Record set:
____
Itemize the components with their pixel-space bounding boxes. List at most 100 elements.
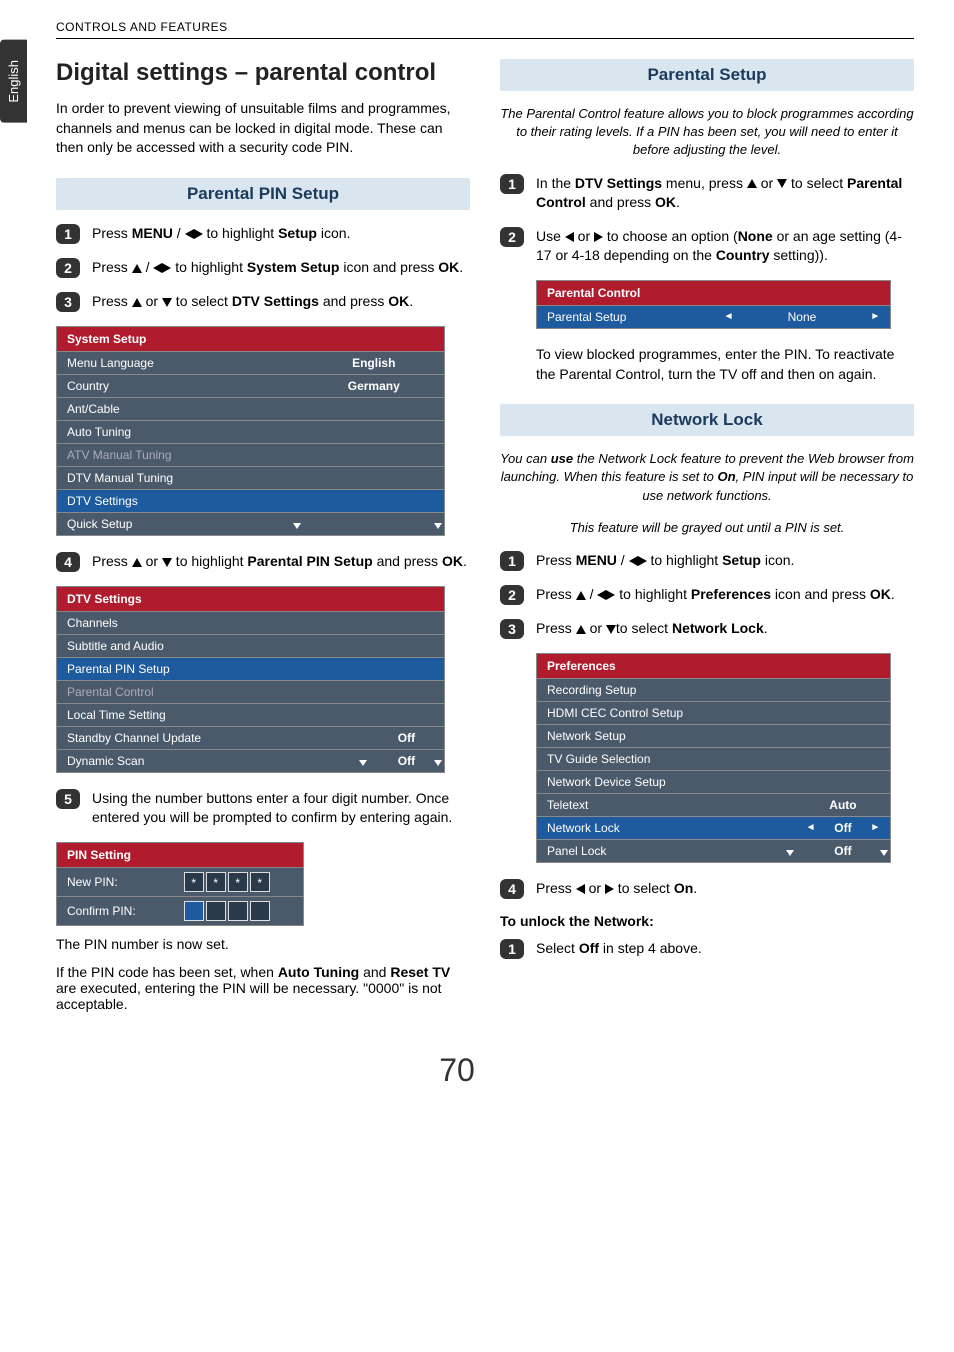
menu-row-value bbox=[369, 680, 445, 703]
right-arrow-icon bbox=[638, 556, 647, 566]
pc-row-value: ◄None► bbox=[714, 305, 891, 328]
step-text: Using the number buttons enter a four di… bbox=[92, 789, 470, 828]
step-row: 2 Use or to choose an option (None or an… bbox=[500, 227, 914, 266]
menu-row-value bbox=[796, 701, 891, 724]
menu-title: DTV Settings bbox=[57, 587, 444, 611]
step-text: Press or to select Network Lock. bbox=[536, 619, 914, 639]
preferences-label: Preferences bbox=[691, 586, 771, 602]
step-text: Press or to highlight Parental PIN Setup… bbox=[92, 552, 470, 572]
step-number-icon: 4 bbox=[56, 552, 80, 572]
menu-row-value bbox=[369, 634, 445, 657]
menu-row-label: Network Device Setup bbox=[537, 770, 796, 793]
menu-label: MENU bbox=[576, 552, 617, 568]
step-row: 1 Select Off in step 4 above. bbox=[500, 939, 914, 959]
menu-row-value: English bbox=[303, 351, 444, 374]
page-title: Digital settings – parental control bbox=[56, 59, 470, 87]
menu-row-value bbox=[303, 489, 444, 512]
off-label: Off bbox=[579, 940, 599, 956]
menu-row-label: Ant/Cable bbox=[57, 397, 303, 420]
ppin-label: Parental PIN Setup bbox=[247, 553, 372, 569]
pin-box bbox=[250, 901, 270, 921]
menu-row-label: Recording Setup bbox=[537, 678, 796, 701]
new-pin-boxes: * * * * bbox=[164, 867, 304, 896]
text: Press bbox=[92, 225, 132, 241]
down-arrow-icon bbox=[777, 179, 787, 188]
nl-note2: This feature will be grayed out until a … bbox=[500, 519, 914, 537]
none-label: None bbox=[738, 228, 773, 244]
step-text: Press MENU / to highlight Setup icon. bbox=[92, 224, 470, 244]
menu-row-value: ◄Off► bbox=[796, 816, 891, 839]
text: Press bbox=[92, 293, 132, 309]
step-row: 5 Using the number buttons enter a four … bbox=[56, 789, 470, 828]
reset-tv-label: Reset TV bbox=[390, 964, 450, 980]
system-setup-label: System Setup bbox=[247, 259, 340, 275]
text: Press bbox=[92, 553, 132, 569]
dtv-label: DTV Settings bbox=[575, 175, 662, 191]
pin-setting-menu: PIN Setting New PIN: * * * * Confirm PIN… bbox=[56, 842, 304, 926]
up-arrow-icon bbox=[576, 625, 586, 634]
system-setup-menu: System SetupMenu LanguageEnglishCountryG… bbox=[56, 326, 445, 536]
view-blocked-text: To view blocked programmes, enter the PI… bbox=[536, 345, 914, 384]
menu-row-value bbox=[796, 678, 891, 701]
pc-row-label: Parental Setup bbox=[537, 305, 714, 328]
pin-box: * bbox=[206, 872, 226, 892]
network-lock-label: Network Lock bbox=[672, 620, 764, 636]
menu-row-label: Network Setup bbox=[537, 724, 796, 747]
page-header: CONTROLS AND FEATURES bbox=[56, 20, 914, 39]
menu-row-label: Menu Language bbox=[57, 351, 303, 374]
confirm-pin-label: Confirm PIN: bbox=[57, 896, 164, 925]
menu-row-label: Dynamic Scan bbox=[57, 749, 369, 772]
left-arrow-icon bbox=[185, 229, 194, 239]
unlock-heading: To unlock the Network: bbox=[500, 913, 914, 929]
step-text: Press or to select On. bbox=[536, 879, 914, 899]
menu-row-value: Off bbox=[796, 839, 891, 862]
right-arrow-icon bbox=[594, 232, 603, 242]
up-arrow-icon bbox=[747, 179, 757, 188]
step-number-icon: 1 bbox=[56, 224, 80, 244]
language-tab: English bbox=[0, 40, 27, 123]
dtv-label: DTV Settings bbox=[232, 293, 319, 309]
text: . bbox=[409, 293, 413, 309]
pin-box bbox=[228, 901, 248, 921]
text: and press bbox=[373, 553, 442, 569]
section-parental-pin-setup: Parental PIN Setup bbox=[56, 178, 470, 210]
step-row: 1 Press MENU / to highlight Setup icon. bbox=[500, 551, 914, 571]
left-arrow-icon bbox=[576, 884, 585, 894]
use-label: use bbox=[551, 451, 573, 466]
menu-row-label: DTV Settings bbox=[57, 489, 303, 512]
left-arrow-icon bbox=[565, 232, 574, 242]
step-text: Press / to highlight Preferences icon an… bbox=[536, 585, 914, 605]
pin-box bbox=[184, 901, 204, 921]
preferences-menu: PreferencesRecording SetupHDMI CEC Contr… bbox=[536, 653, 891, 863]
menu-row-label: ATV Manual Tuning bbox=[57, 443, 303, 466]
step-text: Select Off in step 4 above. bbox=[536, 939, 914, 959]
step-number-icon: 5 bbox=[56, 789, 80, 809]
step-row: 1 Press MENU / to highlight Setup icon. bbox=[56, 224, 470, 244]
ok-label: OK bbox=[655, 194, 676, 210]
menu-row-label: Country bbox=[57, 374, 303, 397]
step-number-icon: 3 bbox=[56, 292, 80, 312]
parental-note: The Parental Control feature allows you … bbox=[500, 105, 914, 160]
menu-row-value bbox=[303, 420, 444, 443]
menu-row-label: Channels bbox=[57, 611, 369, 634]
left-column: Digital settings – parental control In o… bbox=[56, 59, 470, 1012]
down-arrow-icon bbox=[606, 625, 616, 634]
text: to select bbox=[172, 293, 232, 309]
right-arrow-icon bbox=[605, 884, 614, 894]
ok-label: OK bbox=[438, 259, 459, 275]
menu-row-value: Germany bbox=[303, 374, 444, 397]
menu-row-label: TV Guide Selection bbox=[537, 747, 796, 770]
menu-row-label: Local Time Setting bbox=[57, 703, 369, 726]
step-number-icon: 1 bbox=[500, 551, 524, 571]
text: . bbox=[463, 553, 467, 569]
menu-row-value bbox=[303, 397, 444, 420]
right-arrow-icon bbox=[162, 263, 171, 273]
up-arrow-icon bbox=[132, 264, 142, 273]
pin-note-text: If the PIN code has been set, when Auto … bbox=[56, 964, 470, 1012]
text: to highlight bbox=[171, 259, 247, 275]
menu-row-label: Subtitle and Audio bbox=[57, 634, 369, 657]
page-number: 70 bbox=[0, 1052, 914, 1089]
text: or bbox=[142, 553, 162, 569]
step-number-icon: 2 bbox=[500, 227, 524, 247]
step-number-icon: 1 bbox=[500, 174, 524, 194]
____
Required work:
Can you repeat the records above line for line, without changing anything and omitting the pictures?

Task solution:
Itemize the components with their pixel-space bounding boxes. List at most 100 elements.
menu-row-value bbox=[369, 680, 445, 703]
right-arrow-icon bbox=[638, 556, 647, 566]
pc-row-value: ◄None► bbox=[714, 305, 891, 328]
step-text: Using the number buttons enter a four di… bbox=[92, 789, 470, 828]
step-row: 2 Use or to choose an option (None or an… bbox=[500, 227, 914, 266]
menu-row-value bbox=[796, 701, 891, 724]
menu-title: DTV Settings bbox=[57, 587, 444, 611]
step-text: Press or to select Network Lock. bbox=[536, 619, 914, 639]
preferences-label: Preferences bbox=[691, 586, 771, 602]
step-text: Press or to highlight Parental PIN Setup… bbox=[92, 552, 470, 572]
step-number-icon: 4 bbox=[56, 552, 80, 572]
menu-row-value bbox=[369, 634, 445, 657]
menu-row-label: Network Device Setup bbox=[537, 770, 796, 793]
menu-label: MENU bbox=[576, 552, 617, 568]
step-row: 1 Select Off in step 4 above. bbox=[500, 939, 914, 959]
menu-row-value: English bbox=[303, 351, 444, 374]
page-title: Digital settings – parental control bbox=[56, 59, 470, 87]
menu-row-value bbox=[303, 489, 444, 512]
off-label: Off bbox=[579, 940, 599, 956]
menu-row-label: Ant/Cable bbox=[57, 397, 303, 420]
ppin-label: Parental PIN Setup bbox=[247, 553, 372, 569]
pin-box bbox=[250, 901, 270, 921]
menu-row-label: Recording Setup bbox=[537, 678, 796, 701]
new-pin-boxes: * * * * bbox=[164, 867, 304, 896]
text: Press bbox=[92, 225, 132, 241]
down-arrow-icon bbox=[777, 179, 787, 188]
nl-note2: This feature will be grayed out until a … bbox=[500, 519, 914, 537]
none-label: None bbox=[738, 228, 773, 244]
step-text: Press MENU / to highlight Setup icon. bbox=[92, 224, 470, 244]
menu-row-value: ◄Off► bbox=[796, 816, 891, 839]
text: Press bbox=[92, 293, 132, 309]
step-row: 5 Using the number buttons enter a four … bbox=[56, 789, 470, 828]
reset-tv-label: Reset TV bbox=[390, 964, 450, 980]
system-setup-label: System Setup bbox=[247, 259, 340, 275]
text: Press bbox=[92, 553, 132, 569]
dtv-label: DTV Settings bbox=[575, 175, 662, 191]
pin-setting-menu: PIN Setting New PIN: * * * * Confirm PIN… bbox=[56, 842, 304, 926]
up-arrow-icon bbox=[576, 625, 586, 634]
system-setup-menu: System SetupMenu LanguageEnglishCountryG… bbox=[56, 326, 445, 536]
view-blocked-text: To view blocked programmes, enter the PI… bbox=[536, 345, 914, 384]
menu-row-value bbox=[796, 678, 891, 701]
pc-row-label: Parental Setup bbox=[537, 305, 714, 328]
pin-box: * bbox=[206, 872, 226, 892]
network-lock-label: Network Lock bbox=[672, 620, 764, 636]
menu-row-label: Network Setup bbox=[537, 724, 796, 747]
page-header: CONTROLS AND FEATURES bbox=[56, 20, 914, 39]
menu-row-label: Menu Language bbox=[57, 351, 303, 374]
confirm-pin-label: Confirm PIN: bbox=[57, 896, 164, 925]
menu-row-label: Dynamic Scan bbox=[57, 749, 369, 772]
left-arrow-icon bbox=[185, 229, 194, 239]
unlock-heading: To unlock the Network: bbox=[500, 913, 914, 929]
step-text: Press or to select On. bbox=[536, 879, 914, 899]
menu-row-value: Off bbox=[796, 839, 891, 862]
right-arrow-icon bbox=[594, 232, 603, 242]
up-arrow-icon bbox=[747, 179, 757, 188]
step-number-icon: 1 bbox=[56, 224, 80, 244]
language-tab: English bbox=[0, 40, 27, 123]
dtv-label: DTV Settings bbox=[232, 293, 319, 309]
text: . bbox=[409, 293, 413, 309]
pin-box bbox=[228, 901, 248, 921]
text: and press bbox=[373, 553, 442, 569]
section-parental-pin-setup: Parental PIN Setup bbox=[56, 178, 470, 210]
step-row: 1 Press MENU / to highlight Setup icon. bbox=[500, 551, 914, 571]
left-arrow-icon bbox=[576, 884, 585, 894]
use-label: use bbox=[551, 451, 573, 466]
menu-row-label: DTV Settings bbox=[57, 489, 303, 512]
left-arrow-icon bbox=[565, 232, 574, 242]
step-text: Press / to highlight Preferences icon an… bbox=[536, 585, 914, 605]
pin-box bbox=[184, 901, 204, 921]
preferences-menu: PreferencesRecording SetupHDMI CEC Contr… bbox=[536, 653, 891, 863]
menu-row-label: ATV Manual Tuning bbox=[57, 443, 303, 466]
step-text: Select Off in step 4 above. bbox=[536, 939, 914, 959]
step-number-icon: 5 bbox=[56, 789, 80, 809]
step-row: 1 Press MENU / to highlight Setup icon. bbox=[56, 224, 470, 244]
ok-label: OK bbox=[655, 194, 676, 210]
menu-row-label: Country bbox=[57, 374, 303, 397]
step-number-icon: 3 bbox=[56, 292, 80, 312]
parental-note: The Parental Control feature allows you … bbox=[500, 105, 914, 160]
menu-row-value bbox=[303, 420, 444, 443]
menu-row-label: Channels bbox=[57, 611, 369, 634]
left-column: Digital settings – parental control In o… bbox=[56, 59, 470, 1012]
down-arrow-icon bbox=[606, 625, 616, 634]
text: to select bbox=[172, 293, 232, 309]
right-arrow-icon bbox=[605, 884, 614, 894]
ok-label: OK bbox=[438, 259, 459, 275]
menu-row-value: Germany bbox=[303, 374, 444, 397]
menu-row-label: TV Guide Selection bbox=[537, 747, 796, 770]
menu-row-label: Local Time Setting bbox=[57, 703, 369, 726]
step-number-icon: 1 bbox=[500, 551, 524, 571]
text: . bbox=[463, 553, 467, 569]
menu-row-value bbox=[303, 397, 444, 420]
right-arrow-icon bbox=[162, 263, 171, 273]
up-arrow-icon bbox=[132, 264, 142, 273]
pin-note-text: If the PIN code has been set, when Auto … bbox=[56, 964, 470, 1012]
text: to highlight bbox=[171, 259, 247, 275]
menu-row-label: Subtitle and Audio bbox=[57, 634, 369, 657]
page-number: 70 bbox=[0, 1052, 914, 1089]
text: or bbox=[142, 553, 162, 569]
step-number-icon: 2 bbox=[500, 227, 524, 247]
step-number-icon: 1 bbox=[500, 174, 524, 194]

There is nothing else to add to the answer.